PROBLEM TO SOLVE = Tally the lines in the records underneath that contain the string "Group", and state the figure by itself.

Items from a figure collection
______

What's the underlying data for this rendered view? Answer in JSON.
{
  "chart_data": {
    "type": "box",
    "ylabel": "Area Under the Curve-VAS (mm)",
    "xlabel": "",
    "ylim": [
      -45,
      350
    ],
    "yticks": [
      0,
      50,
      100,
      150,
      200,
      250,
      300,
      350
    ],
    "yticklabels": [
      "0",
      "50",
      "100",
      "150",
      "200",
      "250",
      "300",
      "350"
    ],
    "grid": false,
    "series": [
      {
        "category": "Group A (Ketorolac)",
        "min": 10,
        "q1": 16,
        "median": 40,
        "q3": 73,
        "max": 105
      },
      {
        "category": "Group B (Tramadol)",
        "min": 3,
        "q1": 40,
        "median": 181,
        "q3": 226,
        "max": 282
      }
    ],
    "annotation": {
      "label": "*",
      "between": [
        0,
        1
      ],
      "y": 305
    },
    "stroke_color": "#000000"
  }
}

______

EXERCISE RESULT = 2